◆ Stored records:
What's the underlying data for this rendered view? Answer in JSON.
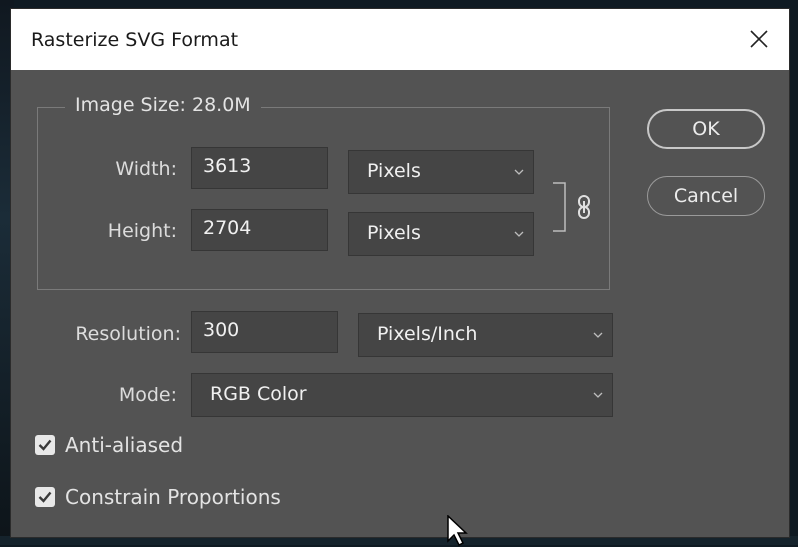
{
  "dialog": {
    "title": "Rasterize SVG Format"
  },
  "image_size": {
    "legend": "Image Size: 28.0M",
    "width_label": "Width:",
    "width_value": "3613",
    "width_unit": "Pixels",
    "height_label": "Height:",
    "height_value": "2704",
    "height_unit": "Pixels",
    "constrain_link_icon": "chain-link-icon"
  },
  "resolution": {
    "label": "Resolution:",
    "value": "300",
    "unit": "Pixels/Inch"
  },
  "mode": {
    "label": "Mode:",
    "value": "RGB Color"
  },
  "options": {
    "anti_aliased_label": "Anti-aliased",
    "anti_aliased_checked": true,
    "constrain_label": "Constrain Proportions",
    "constrain_checked": true
  },
  "buttons": {
    "ok": "OK",
    "cancel": "Cancel"
  },
  "colors": {
    "dialog_bg": "#535353",
    "field_bg": "#454545",
    "titlebar_bg": "#ffffff"
  }
}
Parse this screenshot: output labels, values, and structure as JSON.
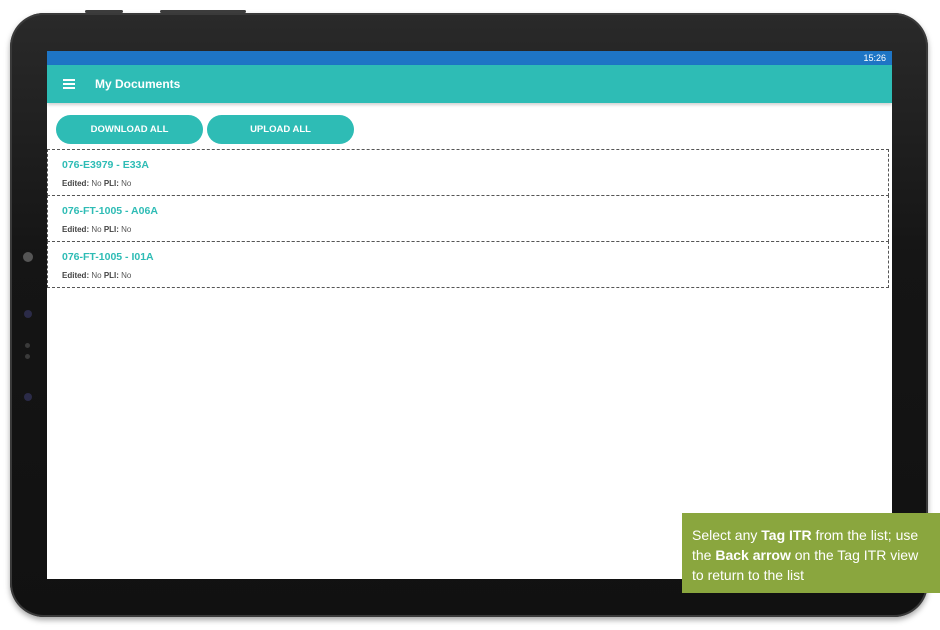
{
  "status_bar": {
    "time": "15:26"
  },
  "app_bar": {
    "title": "My Documents",
    "menu_icon": "hamburger-menu-icon"
  },
  "actions": {
    "download_all": "DOWNLOAD ALL",
    "upload_all": "UPLOAD ALL"
  },
  "documents": [
    {
      "title": "076-E3979 - E33A",
      "edited_label": "Edited:",
      "edited_value": "No",
      "pli_label": "PLI:",
      "pli_value": "No"
    },
    {
      "title": "076-FT-1005 - A06A",
      "edited_label": "Edited:",
      "edited_value": "No",
      "pli_label": "PLI:",
      "pli_value": "No"
    },
    {
      "title": "076-FT-1005 - I01A",
      "edited_label": "Edited:",
      "edited_value": "No",
      "pli_label": "PLI:",
      "pli_value": "No"
    }
  ],
  "callout": {
    "part1": "Select any ",
    "bold1": "Tag ITR",
    "part2": " from the list; use the ",
    "bold2": "Back arrow",
    "part3": " on the Tag ITR view to return to the list"
  },
  "colors": {
    "accent": "#2ebcb5",
    "status_bar": "#1e75c5",
    "callout": "#8aa63e"
  }
}
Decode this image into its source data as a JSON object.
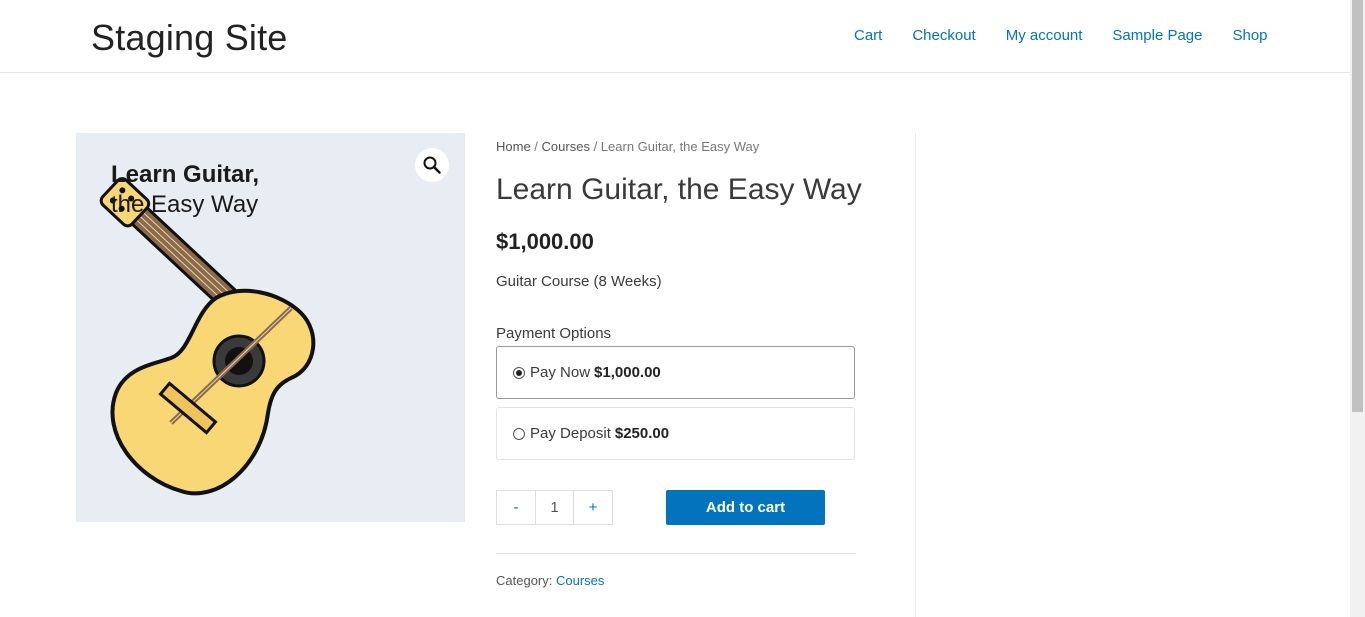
{
  "site": {
    "title": "Staging Site"
  },
  "nav": {
    "items": [
      "Cart",
      "Checkout",
      "My account",
      "Sample Page",
      "Shop"
    ]
  },
  "image": {
    "line1": "Learn Guitar,",
    "line2": "the Easy Way"
  },
  "breadcrumb": {
    "home": "Home",
    "sep1": " / ",
    "courses": "Courses",
    "sep2": " / ",
    "current": "Learn Guitar, the Easy Way"
  },
  "product": {
    "title": "Learn Guitar, the Easy Way",
    "price": "$1,000.00",
    "short_description": "Guitar Course (8 Weeks)"
  },
  "payment": {
    "label": "Payment Options",
    "options": [
      {
        "label": "Pay Now",
        "amount": "$1,000.00",
        "selected": true
      },
      {
        "label": "Pay Deposit",
        "amount": "$250.00",
        "selected": false
      }
    ]
  },
  "cart": {
    "minus": "-",
    "quantity": "1",
    "plus": "+",
    "add_label": "Add to cart"
  },
  "meta": {
    "category_label": "Category: ",
    "category_value": "Courses"
  },
  "colors": {
    "accent": "#0274be",
    "image_bg": "#e8edf3",
    "guitar_body": "#f9d774"
  },
  "icons": {
    "zoom": "magnifier-icon"
  }
}
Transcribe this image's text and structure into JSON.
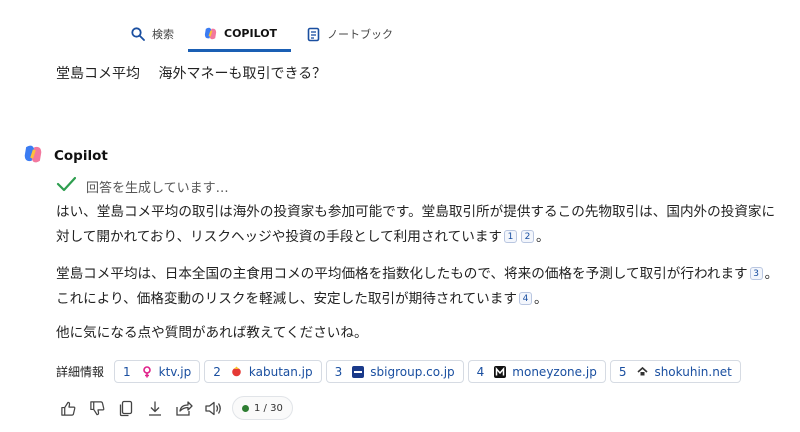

◆ Your task: Of all the lines in the entries, how many contain the word "Easy"? Give only the number.

◆ Result for this exercise: 3